Task requirements: The entries below should be given again exactly, minus their pictures.

Material for the task:
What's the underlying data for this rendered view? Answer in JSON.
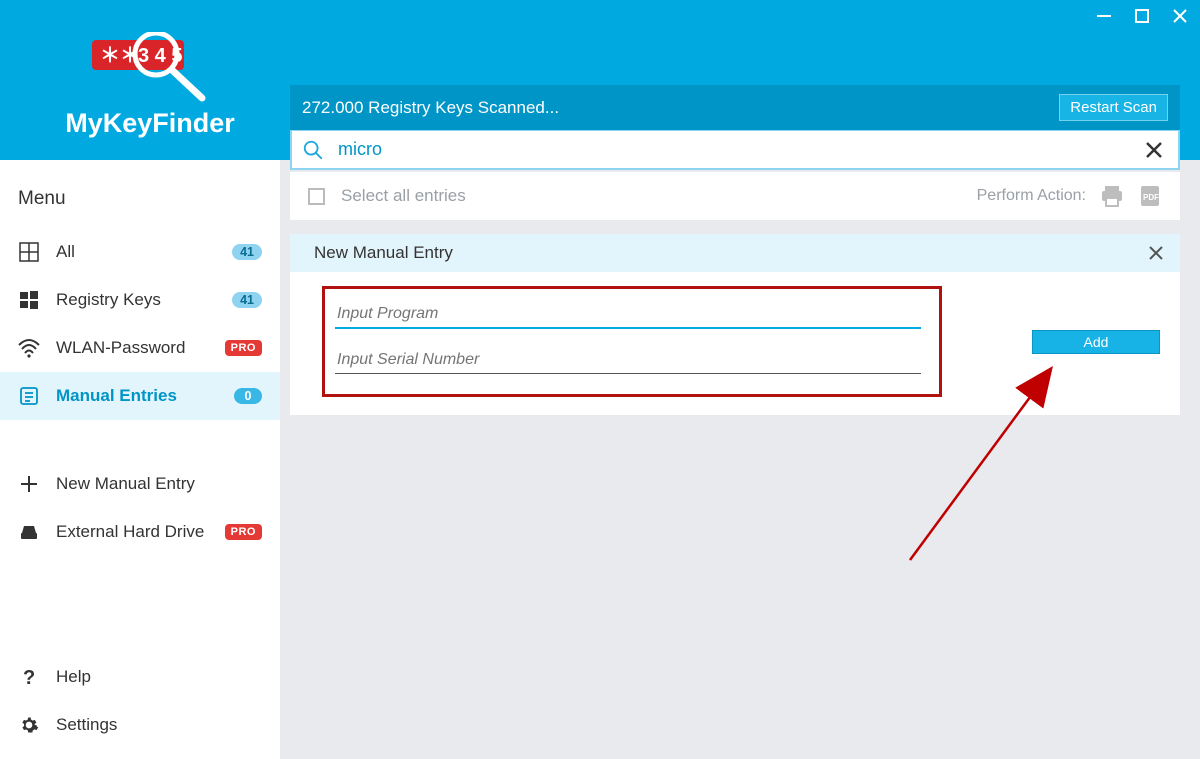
{
  "app": {
    "title": "MyKeyFinder",
    "logo_digits": "3 4 5",
    "logo_stars": "* *"
  },
  "window": {
    "minimize": "—",
    "maximize": "▢",
    "close": "✕"
  },
  "status": {
    "text": "272.000 Registry Keys Scanned...",
    "restart_label": "Restart Scan"
  },
  "search": {
    "value": "micro",
    "placeholder": ""
  },
  "sidebar": {
    "title": "Menu",
    "items": [
      {
        "id": "all",
        "label": "All",
        "count": "41",
        "badge": null,
        "icon": "grid"
      },
      {
        "id": "registry",
        "label": "Registry Keys",
        "count": "41",
        "badge": null,
        "icon": "windows"
      },
      {
        "id": "wlan",
        "label": "WLAN-Password",
        "count": null,
        "badge": "PRO",
        "icon": "wifi"
      },
      {
        "id": "manual",
        "label": "Manual Entries",
        "count": "0",
        "badge": null,
        "icon": "entries",
        "active": true
      }
    ],
    "secondary": [
      {
        "id": "new-manual",
        "label": "New Manual Entry",
        "icon": "plus"
      },
      {
        "id": "ext-drive",
        "label": "External Hard Drive",
        "icon": "drive",
        "badge": "PRO"
      }
    ],
    "footer": [
      {
        "id": "help",
        "label": "Help",
        "icon": "help"
      },
      {
        "id": "settings",
        "label": "Settings",
        "icon": "gear"
      }
    ]
  },
  "toolbar": {
    "select_all_label": "Select all entries",
    "perform_label": "Perform Action:"
  },
  "panel": {
    "title": "New Manual Entry",
    "program_placeholder": "Input Program",
    "serial_placeholder": "Input Serial Number",
    "add_label": "Add"
  }
}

Answer for this exercise:
What's the underlying data for this rendered view? Answer in JSON.
{
  "app": {
    "title": "MyKeyFinder",
    "logo_digits": "3 4 5",
    "logo_stars": "* *"
  },
  "window": {
    "minimize": "—",
    "maximize": "▢",
    "close": "✕"
  },
  "status": {
    "text": "272.000 Registry Keys Scanned...",
    "restart_label": "Restart Scan"
  },
  "search": {
    "value": "micro",
    "placeholder": ""
  },
  "sidebar": {
    "title": "Menu",
    "items": [
      {
        "id": "all",
        "label": "All",
        "count": "41",
        "badge": null,
        "icon": "grid"
      },
      {
        "id": "registry",
        "label": "Registry Keys",
        "count": "41",
        "badge": null,
        "icon": "windows"
      },
      {
        "id": "wlan",
        "label": "WLAN-Password",
        "count": null,
        "badge": "PRO",
        "icon": "wifi"
      },
      {
        "id": "manual",
        "label": "Manual Entries",
        "count": "0",
        "badge": null,
        "icon": "entries",
        "active": true
      }
    ],
    "secondary": [
      {
        "id": "new-manual",
        "label": "New Manual Entry",
        "icon": "plus"
      },
      {
        "id": "ext-drive",
        "label": "External Hard Drive",
        "icon": "drive",
        "badge": "PRO"
      }
    ],
    "footer": [
      {
        "id": "help",
        "label": "Help",
        "icon": "help"
      },
      {
        "id": "settings",
        "label": "Settings",
        "icon": "gear"
      }
    ]
  },
  "toolbar": {
    "select_all_label": "Select all entries",
    "perform_label": "Perform Action:"
  },
  "panel": {
    "title": "New Manual Entry",
    "program_placeholder": "Input Program",
    "serial_placeholder": "Input Serial Number",
    "add_label": "Add"
  }
}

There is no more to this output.